**Short task:**
Copy out all of the material, matching it word for word.

**Given information:**

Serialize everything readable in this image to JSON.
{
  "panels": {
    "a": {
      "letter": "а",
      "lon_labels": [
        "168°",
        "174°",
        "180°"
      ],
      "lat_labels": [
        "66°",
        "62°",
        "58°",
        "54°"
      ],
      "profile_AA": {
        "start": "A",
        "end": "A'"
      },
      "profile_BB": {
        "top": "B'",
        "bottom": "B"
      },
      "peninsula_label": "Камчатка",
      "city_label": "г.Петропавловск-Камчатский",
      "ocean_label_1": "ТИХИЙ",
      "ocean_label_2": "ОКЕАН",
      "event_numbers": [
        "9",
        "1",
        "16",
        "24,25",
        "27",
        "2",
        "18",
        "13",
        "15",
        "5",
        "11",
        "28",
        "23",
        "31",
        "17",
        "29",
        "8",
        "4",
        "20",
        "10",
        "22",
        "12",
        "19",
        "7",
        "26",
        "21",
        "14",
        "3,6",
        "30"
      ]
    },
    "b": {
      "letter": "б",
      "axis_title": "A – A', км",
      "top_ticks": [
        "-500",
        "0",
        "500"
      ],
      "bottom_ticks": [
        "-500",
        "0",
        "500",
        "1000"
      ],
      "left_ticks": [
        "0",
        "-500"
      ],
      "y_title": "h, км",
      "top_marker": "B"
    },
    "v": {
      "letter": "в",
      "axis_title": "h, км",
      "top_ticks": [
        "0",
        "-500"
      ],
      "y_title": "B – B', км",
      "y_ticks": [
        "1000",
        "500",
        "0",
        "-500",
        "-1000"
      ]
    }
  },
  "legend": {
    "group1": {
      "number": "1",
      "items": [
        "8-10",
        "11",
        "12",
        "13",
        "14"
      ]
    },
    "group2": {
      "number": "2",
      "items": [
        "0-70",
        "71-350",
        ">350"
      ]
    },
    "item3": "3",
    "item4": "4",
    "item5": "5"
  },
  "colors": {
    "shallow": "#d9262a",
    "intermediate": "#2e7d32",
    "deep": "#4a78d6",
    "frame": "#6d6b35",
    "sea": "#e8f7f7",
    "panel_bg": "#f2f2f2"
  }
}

**Response:**
Serialize everything readable in this image to JSON.
{
  "panels": {
    "a": {
      "letter": "а",
      "lon_labels": [
        "168°",
        "174°",
        "180°"
      ],
      "lat_labels": [
        "66°",
        "62°",
        "58°",
        "54°"
      ],
      "profile_AA": {
        "start": "A",
        "end": "A'"
      },
      "profile_BB": {
        "top": "B'",
        "bottom": "B"
      },
      "peninsula_label": "Камчатка",
      "city_label": "г.Петропавловск-Камчатский",
      "ocean_label_1": "ТИХИЙ",
      "ocean_label_2": "ОКЕАН",
      "event_numbers": [
        "9",
        "1",
        "16",
        "24,25",
        "27",
        "2",
        "18",
        "13",
        "15",
        "5",
        "11",
        "28",
        "23",
        "31",
        "17",
        "29",
        "8",
        "4",
        "20",
        "10",
        "22",
        "12",
        "19",
        "7",
        "26",
        "21",
        "14",
        "3,6",
        "30"
      ]
    },
    "b": {
      "letter": "б",
      "axis_title": "A – A', км",
      "top_ticks": [
        "-500",
        "0",
        "500"
      ],
      "bottom_ticks": [
        "-500",
        "0",
        "500",
        "1000"
      ],
      "left_ticks": [
        "0",
        "-500"
      ],
      "y_title": "h, км",
      "top_marker": "B"
    },
    "v": {
      "letter": "в",
      "axis_title": "h, км",
      "top_ticks": [
        "0",
        "-500"
      ],
      "y_title": "B – B', км",
      "y_ticks": [
        "1000",
        "500",
        "0",
        "-500",
        "-1000"
      ]
    }
  },
  "legend": {
    "group1": {
      "number": "1",
      "items": [
        "8-10",
        "11",
        "12",
        "13",
        "14"
      ]
    },
    "group2": {
      "number": "2",
      "items": [
        "0-70",
        "71-350",
        ">350"
      ]
    },
    "item3": "3",
    "item4": "4",
    "item5": "5"
  },
  "colors": {
    "shallow": "#d9262a",
    "intermediate": "#2e7d32",
    "deep": "#4a78d6",
    "frame": "#6d6b35",
    "sea": "#e8f7f7",
    "panel_bg": "#f2f2f2"
  }
}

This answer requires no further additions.